_Set task_
Say how many lines contain "color"; the answer is the number alone.

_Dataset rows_
****************************************

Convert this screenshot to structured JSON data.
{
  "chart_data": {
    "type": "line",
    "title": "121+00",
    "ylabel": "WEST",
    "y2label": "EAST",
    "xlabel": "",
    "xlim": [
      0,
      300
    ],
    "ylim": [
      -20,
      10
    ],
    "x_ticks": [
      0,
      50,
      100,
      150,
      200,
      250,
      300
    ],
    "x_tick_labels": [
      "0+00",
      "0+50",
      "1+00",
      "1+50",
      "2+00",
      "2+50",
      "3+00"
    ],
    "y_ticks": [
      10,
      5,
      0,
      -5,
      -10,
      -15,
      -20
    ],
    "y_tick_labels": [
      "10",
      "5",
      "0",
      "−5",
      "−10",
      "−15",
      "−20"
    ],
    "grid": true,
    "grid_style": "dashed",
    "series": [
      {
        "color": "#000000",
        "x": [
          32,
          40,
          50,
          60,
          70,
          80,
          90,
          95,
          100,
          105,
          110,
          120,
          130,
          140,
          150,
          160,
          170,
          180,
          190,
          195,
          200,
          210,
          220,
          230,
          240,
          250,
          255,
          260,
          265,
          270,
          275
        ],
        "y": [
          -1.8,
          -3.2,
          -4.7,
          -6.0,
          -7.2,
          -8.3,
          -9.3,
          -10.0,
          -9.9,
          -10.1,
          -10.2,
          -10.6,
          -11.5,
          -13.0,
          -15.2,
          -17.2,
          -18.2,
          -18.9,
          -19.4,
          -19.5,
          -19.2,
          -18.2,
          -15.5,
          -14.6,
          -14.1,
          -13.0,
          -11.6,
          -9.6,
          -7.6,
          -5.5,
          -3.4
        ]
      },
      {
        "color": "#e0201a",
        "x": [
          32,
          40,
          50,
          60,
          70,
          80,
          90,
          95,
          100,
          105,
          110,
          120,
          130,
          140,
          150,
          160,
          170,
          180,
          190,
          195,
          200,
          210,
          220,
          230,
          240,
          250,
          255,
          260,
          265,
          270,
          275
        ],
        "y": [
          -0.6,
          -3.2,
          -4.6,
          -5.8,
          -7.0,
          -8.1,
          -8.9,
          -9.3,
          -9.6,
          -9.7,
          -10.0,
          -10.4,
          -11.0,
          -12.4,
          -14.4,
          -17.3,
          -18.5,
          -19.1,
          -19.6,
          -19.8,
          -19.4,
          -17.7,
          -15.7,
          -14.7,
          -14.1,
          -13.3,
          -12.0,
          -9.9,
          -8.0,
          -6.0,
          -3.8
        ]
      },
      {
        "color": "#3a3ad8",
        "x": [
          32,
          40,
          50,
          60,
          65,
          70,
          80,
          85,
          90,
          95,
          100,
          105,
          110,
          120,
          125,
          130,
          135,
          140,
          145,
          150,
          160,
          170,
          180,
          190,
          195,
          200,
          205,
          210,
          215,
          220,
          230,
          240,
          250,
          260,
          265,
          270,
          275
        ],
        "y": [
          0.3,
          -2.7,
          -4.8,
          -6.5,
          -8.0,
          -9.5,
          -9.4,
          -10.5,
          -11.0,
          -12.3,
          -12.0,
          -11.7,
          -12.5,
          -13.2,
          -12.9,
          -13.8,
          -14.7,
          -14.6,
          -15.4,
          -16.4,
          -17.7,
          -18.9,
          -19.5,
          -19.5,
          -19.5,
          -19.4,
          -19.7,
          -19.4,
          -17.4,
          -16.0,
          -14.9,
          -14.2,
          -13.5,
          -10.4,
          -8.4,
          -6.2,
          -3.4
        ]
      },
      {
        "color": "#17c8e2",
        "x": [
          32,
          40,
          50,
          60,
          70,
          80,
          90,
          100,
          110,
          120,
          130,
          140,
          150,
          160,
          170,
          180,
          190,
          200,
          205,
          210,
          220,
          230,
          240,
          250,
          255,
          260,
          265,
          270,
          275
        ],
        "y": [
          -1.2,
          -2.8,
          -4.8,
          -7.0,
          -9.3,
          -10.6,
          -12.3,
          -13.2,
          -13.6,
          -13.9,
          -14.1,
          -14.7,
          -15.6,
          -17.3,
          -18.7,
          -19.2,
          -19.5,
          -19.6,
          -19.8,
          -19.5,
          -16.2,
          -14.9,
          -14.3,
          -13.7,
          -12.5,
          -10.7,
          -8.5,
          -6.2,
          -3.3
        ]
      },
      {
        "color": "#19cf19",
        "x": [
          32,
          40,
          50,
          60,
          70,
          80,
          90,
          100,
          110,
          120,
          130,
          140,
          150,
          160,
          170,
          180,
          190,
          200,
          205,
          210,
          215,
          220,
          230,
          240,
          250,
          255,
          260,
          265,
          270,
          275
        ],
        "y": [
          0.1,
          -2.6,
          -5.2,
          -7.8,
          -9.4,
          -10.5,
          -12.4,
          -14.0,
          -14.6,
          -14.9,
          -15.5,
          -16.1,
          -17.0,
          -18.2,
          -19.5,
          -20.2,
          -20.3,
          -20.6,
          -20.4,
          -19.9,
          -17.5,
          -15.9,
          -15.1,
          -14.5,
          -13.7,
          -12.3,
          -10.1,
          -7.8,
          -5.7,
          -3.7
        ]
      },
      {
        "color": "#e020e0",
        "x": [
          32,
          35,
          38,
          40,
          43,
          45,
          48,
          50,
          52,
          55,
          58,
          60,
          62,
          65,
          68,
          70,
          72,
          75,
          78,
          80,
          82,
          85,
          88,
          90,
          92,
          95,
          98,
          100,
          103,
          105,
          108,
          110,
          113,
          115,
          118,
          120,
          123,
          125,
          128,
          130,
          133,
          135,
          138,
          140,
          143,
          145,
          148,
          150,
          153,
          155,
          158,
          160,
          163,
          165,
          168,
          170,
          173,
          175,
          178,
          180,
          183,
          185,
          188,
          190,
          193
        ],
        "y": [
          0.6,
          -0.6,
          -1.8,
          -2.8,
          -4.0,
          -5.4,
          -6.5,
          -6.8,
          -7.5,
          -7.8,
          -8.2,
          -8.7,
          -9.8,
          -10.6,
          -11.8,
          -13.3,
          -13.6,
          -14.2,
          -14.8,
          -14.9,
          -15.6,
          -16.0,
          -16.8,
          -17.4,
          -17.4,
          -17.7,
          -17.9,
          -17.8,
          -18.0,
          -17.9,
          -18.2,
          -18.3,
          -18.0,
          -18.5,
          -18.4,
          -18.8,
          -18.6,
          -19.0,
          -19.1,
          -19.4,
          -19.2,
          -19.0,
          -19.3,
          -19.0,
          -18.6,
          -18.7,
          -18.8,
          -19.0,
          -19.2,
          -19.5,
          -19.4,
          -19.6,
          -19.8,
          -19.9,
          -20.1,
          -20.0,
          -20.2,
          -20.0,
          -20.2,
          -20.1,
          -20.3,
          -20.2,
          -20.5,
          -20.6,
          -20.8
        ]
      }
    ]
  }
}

****************************************

_Worked answer_
6